Stored items

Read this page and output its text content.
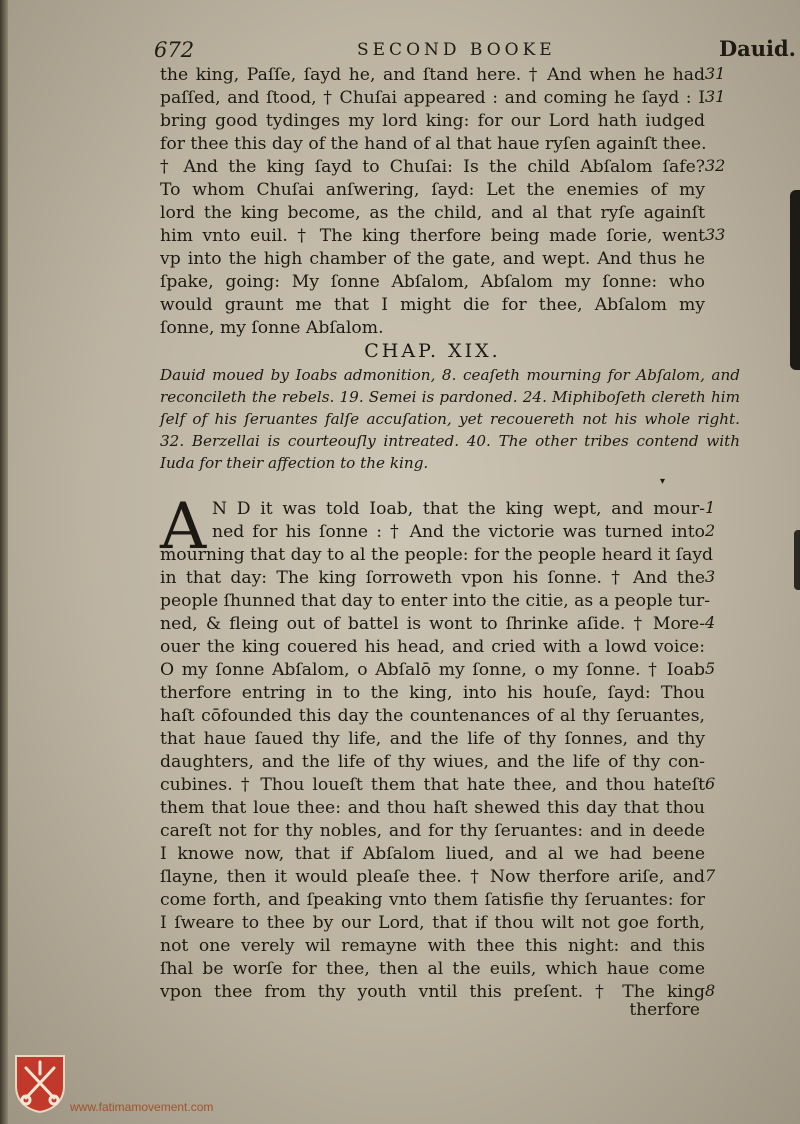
672	SECOND BOOKE	Dauid.
the king, Paſſe, ſayd he, and ſtand here. † And when he had
paſſed, and ſtood, † Chuſai appeared : and coming he ſayd : I
bring good tydinges my lord king: for our Lord hath iudged
for thee this day of the hand of al that haue ryſen againſt thee.
† And the king ſayd to Chuſai: Is the child Abſalom ſafe?
To whom Chuſai anſwering, ſayd: Let the enemies of my
lord the king become, as the child, and al that ryſe againſt
him vnto euil. † The king therfore being made ſorie, went
vp into the high chamber of the gate, and wept. And thus he
ſpake, going: My ſonne Abſalom, Abſalom my ſonne: who
would graunt me that I might die for thee, Abſalom my
ſonne, my ſonne Abſalom.
31
31
32
33
CHAP. XIX.
Dauid moued by Ioabs admonition, 8. ceaſeth mourning for Abſalom, and
reconcileth the rebels. 19. Semei is pardoned. 24. Miphiboſeth clereth him
ſelf of his ſeruantes falſe accuſation, yet recouereth not his whole right.
32. Berzellai is courteouſly intreated. 40. The other tribes contend with
Iuda for their affection to the king.
▾
A N D it was told Ioab, that the king wept, and mour-
ned for his ſonne : † And the victorie was turned into
mourning that day to al the people: for the people heard it ſayd
in that day: The king ſorroweth vpon his ſonne. † And the
people ſhunned that day to enter into the citie, as a people tur-
ned, & fleing out of battel is wont to ſhrinke aſide. † More-
ouer the king couered his head, and cried with a lowd voice:
O my ſonne Abſalom, o Abſalō my ſonne, o my ſonne. † Ioab
therfore entring in to the king, into his houſe, ſayd: Thou
haſt cōfounded this day the countenances of al thy ſeruantes,
that haue ſaued thy life, and the life of thy ſonnes, and thy
daughters, and the life of thy wiues, and the life of thy con-
cubines. † Thou loueſt them that hate thee, and thou hateſt
them that loue thee: and thou haſt shewed this day that thou
careſt not for thy nobles, and for thy ſeruantes: and in deede
I knowe now, that if Abſalom liued, and al we had beene
ſlayne, then it would pleaſe thee. † Now therfore ariſe, and
come forth, and ſpeaking vnto them ſatisfie thy ſeruantes: for
I ſweare to thee by our Lord, that if thou wilt not goe forth,
not one verely wil remayne with thee this night: and this
ſhal be worſe for thee, then al the euils, which haue come
vpon thee from thy youth vntil this preſent. † The king
1
2
3
4
5
6
7
8
therfore
www.fatimamovement.com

TASK STATEMENT | Look through the material and say how many lines hold "wept". Give the number only.

THE RESULT | 2